* WHAT THE TASK REQUIRES
Repeat the listing in full, word for word.

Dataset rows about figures
==*==

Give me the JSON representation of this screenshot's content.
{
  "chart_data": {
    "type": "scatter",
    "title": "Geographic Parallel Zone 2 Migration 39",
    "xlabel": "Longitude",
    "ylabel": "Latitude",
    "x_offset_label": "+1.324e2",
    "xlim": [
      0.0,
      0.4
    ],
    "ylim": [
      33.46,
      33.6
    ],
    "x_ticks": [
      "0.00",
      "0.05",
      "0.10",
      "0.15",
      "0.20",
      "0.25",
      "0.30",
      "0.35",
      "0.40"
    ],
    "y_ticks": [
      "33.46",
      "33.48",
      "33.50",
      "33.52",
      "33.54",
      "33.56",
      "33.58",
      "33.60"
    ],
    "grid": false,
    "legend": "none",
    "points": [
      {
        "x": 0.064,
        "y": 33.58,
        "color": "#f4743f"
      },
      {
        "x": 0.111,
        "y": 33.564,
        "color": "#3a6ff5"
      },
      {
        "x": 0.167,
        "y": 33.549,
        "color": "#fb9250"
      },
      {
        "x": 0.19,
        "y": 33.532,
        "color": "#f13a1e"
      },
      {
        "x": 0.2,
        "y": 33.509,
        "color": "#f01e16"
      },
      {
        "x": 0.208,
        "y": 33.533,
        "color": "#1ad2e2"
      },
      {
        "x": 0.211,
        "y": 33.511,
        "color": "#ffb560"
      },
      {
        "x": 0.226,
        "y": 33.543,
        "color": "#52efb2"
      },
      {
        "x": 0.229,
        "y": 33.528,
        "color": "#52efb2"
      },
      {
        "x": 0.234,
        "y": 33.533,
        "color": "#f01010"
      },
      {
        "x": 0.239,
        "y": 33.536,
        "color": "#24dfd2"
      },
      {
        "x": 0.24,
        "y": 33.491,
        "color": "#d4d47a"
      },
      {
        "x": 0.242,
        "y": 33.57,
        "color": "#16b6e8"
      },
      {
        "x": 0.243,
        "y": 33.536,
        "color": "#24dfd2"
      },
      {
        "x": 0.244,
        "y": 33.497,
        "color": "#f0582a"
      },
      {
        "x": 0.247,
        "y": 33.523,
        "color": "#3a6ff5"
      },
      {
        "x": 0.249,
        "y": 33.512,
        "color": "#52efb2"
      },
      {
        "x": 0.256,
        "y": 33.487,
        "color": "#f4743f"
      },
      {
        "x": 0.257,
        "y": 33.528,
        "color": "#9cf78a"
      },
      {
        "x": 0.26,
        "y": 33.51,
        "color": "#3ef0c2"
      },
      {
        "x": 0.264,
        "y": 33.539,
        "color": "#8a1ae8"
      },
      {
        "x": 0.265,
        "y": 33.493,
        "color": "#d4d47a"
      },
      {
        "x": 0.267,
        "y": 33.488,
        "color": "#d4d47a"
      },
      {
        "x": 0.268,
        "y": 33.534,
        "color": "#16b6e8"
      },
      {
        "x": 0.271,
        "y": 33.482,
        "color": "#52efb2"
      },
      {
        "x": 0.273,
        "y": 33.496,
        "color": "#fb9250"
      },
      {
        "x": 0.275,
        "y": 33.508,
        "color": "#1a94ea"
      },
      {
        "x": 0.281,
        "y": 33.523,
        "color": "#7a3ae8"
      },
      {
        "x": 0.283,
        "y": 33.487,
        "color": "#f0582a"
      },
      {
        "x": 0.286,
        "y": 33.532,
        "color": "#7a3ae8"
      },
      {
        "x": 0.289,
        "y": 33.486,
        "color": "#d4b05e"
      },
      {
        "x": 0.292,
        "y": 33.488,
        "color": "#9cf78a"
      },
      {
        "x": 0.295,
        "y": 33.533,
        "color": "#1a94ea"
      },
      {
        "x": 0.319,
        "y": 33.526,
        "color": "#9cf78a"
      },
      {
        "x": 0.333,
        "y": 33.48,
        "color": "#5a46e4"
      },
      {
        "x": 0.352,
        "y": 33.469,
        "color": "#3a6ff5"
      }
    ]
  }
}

==*==

* RESULT FOR THIS EXERCISE
Give me the JSON representation of this screenshot's content.
{
  "chart_data": {
    "type": "scatter",
    "title": "Geographic Parallel Zone 2 Migration 39",
    "xlabel": "Longitude",
    "ylabel": "Latitude",
    "x_offset_label": "+1.324e2",
    "xlim": [
      0.0,
      0.4
    ],
    "ylim": [
      33.46,
      33.6
    ],
    "x_ticks": [
      "0.00",
      "0.05",
      "0.10",
      "0.15",
      "0.20",
      "0.25",
      "0.30",
      "0.35",
      "0.40"
    ],
    "y_ticks": [
      "33.46",
      "33.48",
      "33.50",
      "33.52",
      "33.54",
      "33.56",
      "33.58",
      "33.60"
    ],
    "grid": false,
    "legend": "none",
    "points": [
      {
        "x": 0.064,
        "y": 33.58,
        "color": "#f4743f"
      },
      {
        "x": 0.111,
        "y": 33.564,
        "color": "#3a6ff5"
      },
      {
        "x": 0.167,
        "y": 33.549,
        "color": "#fb9250"
      },
      {
        "x": 0.19,
        "y": 33.532,
        "color": "#f13a1e"
      },
      {
        "x": 0.2,
        "y": 33.509,
        "color": "#f01e16"
      },
      {
        "x": 0.208,
        "y": 33.533,
        "color": "#1ad2e2"
      },
      {
        "x": 0.211,
        "y": 33.511,
        "color": "#ffb560"
      },
      {
        "x": 0.226,
        "y": 33.543,
        "color": "#52efb2"
      },
      {
        "x": 0.229,
        "y": 33.528,
        "color": "#52efb2"
      },
      {
        "x": 0.234,
        "y": 33.533,
        "color": "#f01010"
      },
      {
        "x": 0.239,
        "y": 33.536,
        "color": "#24dfd2"
      },
      {
        "x": 0.24,
        "y": 33.491,
        "color": "#d4d47a"
      },
      {
        "x": 0.242,
        "y": 33.57,
        "color": "#16b6e8"
      },
      {
        "x": 0.243,
        "y": 33.536,
        "color": "#24dfd2"
      },
      {
        "x": 0.244,
        "y": 33.497,
        "color": "#f0582a"
      },
      {
        "x": 0.247,
        "y": 33.523,
        "color": "#3a6ff5"
      },
      {
        "x": 0.249,
        "y": 33.512,
        "color": "#52efb2"
      },
      {
        "x": 0.256,
        "y": 33.487,
        "color": "#f4743f"
      },
      {
        "x": 0.257,
        "y": 33.528,
        "color": "#9cf78a"
      },
      {
        "x": 0.26,
        "y": 33.51,
        "color": "#3ef0c2"
      },
      {
        "x": 0.264,
        "y": 33.539,
        "color": "#8a1ae8"
      },
      {
        "x": 0.265,
        "y": 33.493,
        "color": "#d4d47a"
      },
      {
        "x": 0.267,
        "y": 33.488,
        "color": "#d4d47a"
      },
      {
        "x": 0.268,
        "y": 33.534,
        "color": "#16b6e8"
      },
      {
        "x": 0.271,
        "y": 33.482,
        "color": "#52efb2"
      },
      {
        "x": 0.273,
        "y": 33.496,
        "color": "#fb9250"
      },
      {
        "x": 0.275,
        "y": 33.508,
        "color": "#1a94ea"
      },
      {
        "x": 0.281,
        "y": 33.523,
        "color": "#7a3ae8"
      },
      {
        "x": 0.283,
        "y": 33.487,
        "color": "#f0582a"
      },
      {
        "x": 0.286,
        "y": 33.532,
        "color": "#7a3ae8"
      },
      {
        "x": 0.289,
        "y": 33.486,
        "color": "#d4b05e"
      },
      {
        "x": 0.292,
        "y": 33.488,
        "color": "#9cf78a"
      },
      {
        "x": 0.295,
        "y": 33.533,
        "color": "#1a94ea"
      },
      {
        "x": 0.319,
        "y": 33.526,
        "color": "#9cf78a"
      },
      {
        "x": 0.333,
        "y": 33.48,
        "color": "#5a46e4"
      },
      {
        "x": 0.352,
        "y": 33.469,
        "color": "#3a6ff5"
      }
    ]
  }
}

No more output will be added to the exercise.